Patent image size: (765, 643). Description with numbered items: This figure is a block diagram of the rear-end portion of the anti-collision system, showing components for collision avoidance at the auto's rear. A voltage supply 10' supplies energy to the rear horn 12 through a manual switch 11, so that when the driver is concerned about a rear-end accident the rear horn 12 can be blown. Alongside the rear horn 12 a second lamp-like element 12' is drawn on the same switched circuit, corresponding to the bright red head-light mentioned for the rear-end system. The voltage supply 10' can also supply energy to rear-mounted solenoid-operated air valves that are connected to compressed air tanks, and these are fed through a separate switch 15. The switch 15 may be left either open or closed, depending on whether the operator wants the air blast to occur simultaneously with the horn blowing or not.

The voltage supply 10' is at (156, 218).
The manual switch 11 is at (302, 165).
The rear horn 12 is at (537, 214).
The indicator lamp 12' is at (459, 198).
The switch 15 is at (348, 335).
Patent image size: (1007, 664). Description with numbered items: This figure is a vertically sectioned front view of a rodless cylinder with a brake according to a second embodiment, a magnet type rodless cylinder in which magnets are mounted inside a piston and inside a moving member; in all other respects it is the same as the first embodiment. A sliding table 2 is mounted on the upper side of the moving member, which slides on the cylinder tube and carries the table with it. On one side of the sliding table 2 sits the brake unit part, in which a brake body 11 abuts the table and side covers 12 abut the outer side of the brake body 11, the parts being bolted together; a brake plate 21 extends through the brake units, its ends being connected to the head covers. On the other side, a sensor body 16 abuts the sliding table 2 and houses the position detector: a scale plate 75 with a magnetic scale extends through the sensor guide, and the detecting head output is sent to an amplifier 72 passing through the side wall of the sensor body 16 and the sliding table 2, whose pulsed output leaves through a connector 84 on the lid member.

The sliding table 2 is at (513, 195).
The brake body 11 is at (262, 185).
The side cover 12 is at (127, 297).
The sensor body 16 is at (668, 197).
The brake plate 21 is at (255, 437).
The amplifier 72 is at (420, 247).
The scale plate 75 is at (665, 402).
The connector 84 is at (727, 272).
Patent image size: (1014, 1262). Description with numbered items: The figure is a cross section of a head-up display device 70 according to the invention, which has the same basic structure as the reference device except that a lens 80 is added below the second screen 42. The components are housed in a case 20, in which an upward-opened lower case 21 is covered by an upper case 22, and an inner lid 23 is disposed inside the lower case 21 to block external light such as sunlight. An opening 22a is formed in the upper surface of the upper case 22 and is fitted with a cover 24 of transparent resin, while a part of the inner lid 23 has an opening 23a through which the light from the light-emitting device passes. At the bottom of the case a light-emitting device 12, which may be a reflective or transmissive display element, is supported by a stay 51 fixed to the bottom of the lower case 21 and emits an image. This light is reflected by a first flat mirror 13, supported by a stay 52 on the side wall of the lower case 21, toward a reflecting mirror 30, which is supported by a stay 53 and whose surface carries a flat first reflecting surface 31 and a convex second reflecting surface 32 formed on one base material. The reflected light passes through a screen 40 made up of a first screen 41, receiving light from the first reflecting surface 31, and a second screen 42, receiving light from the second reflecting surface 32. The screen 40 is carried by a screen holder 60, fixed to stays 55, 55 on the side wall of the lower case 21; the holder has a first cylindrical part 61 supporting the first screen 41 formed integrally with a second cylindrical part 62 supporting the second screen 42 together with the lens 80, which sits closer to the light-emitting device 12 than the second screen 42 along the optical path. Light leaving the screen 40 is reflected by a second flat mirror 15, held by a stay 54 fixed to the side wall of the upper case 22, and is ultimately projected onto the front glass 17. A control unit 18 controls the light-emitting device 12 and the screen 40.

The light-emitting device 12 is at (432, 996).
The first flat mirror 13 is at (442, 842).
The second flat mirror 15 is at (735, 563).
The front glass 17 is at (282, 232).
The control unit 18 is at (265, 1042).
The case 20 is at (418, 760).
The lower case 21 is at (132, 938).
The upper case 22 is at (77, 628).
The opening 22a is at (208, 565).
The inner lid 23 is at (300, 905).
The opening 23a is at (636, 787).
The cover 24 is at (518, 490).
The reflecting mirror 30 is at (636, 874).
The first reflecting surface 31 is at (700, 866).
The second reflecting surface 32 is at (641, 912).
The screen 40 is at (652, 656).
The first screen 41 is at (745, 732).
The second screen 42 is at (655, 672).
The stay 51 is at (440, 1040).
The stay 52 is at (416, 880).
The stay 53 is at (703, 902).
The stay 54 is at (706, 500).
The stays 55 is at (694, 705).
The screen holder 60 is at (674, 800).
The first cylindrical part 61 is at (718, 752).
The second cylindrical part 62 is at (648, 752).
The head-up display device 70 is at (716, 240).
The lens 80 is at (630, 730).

# Problem to work on:
Reproduce the material verbatim from its first line down through the line containing "The switch 15 is at (348, 335).", including both of those lines and nothing after them.

# Solution to the problem:
Patent image size: (765, 643). Description with numbered items: This figure is a block diagram of the rear-end portion of the anti-collision system, showing components for collision avoidance at the auto's rear. A voltage supply 10' supplies energy to the rear horn 12 through a manual switch 11, so that when the driver is concerned about a rear-end accident the rear horn 12 can be blown. Alongside the rear horn 12 a second lamp-like element 12' is drawn on the same switched circuit, corresponding to the bright red head-light mentioned for the rear-end system. The voltage supply 10' can also supply energy to rear-mounted solenoid-operated air valves that are connected to compressed air tanks, and these are fed through a separate switch 15. The switch 15 may be left either open or closed, depending on whether the operator wants the air blast to occur simultaneously with the horn blowing or not.

The voltage supply 10' is at (156, 218).
The manual switch 11 is at (302, 165).
The rear horn 12 is at (537, 214).
The indicator lamp 12' is at (459, 198).
The switch 15 is at (348, 335).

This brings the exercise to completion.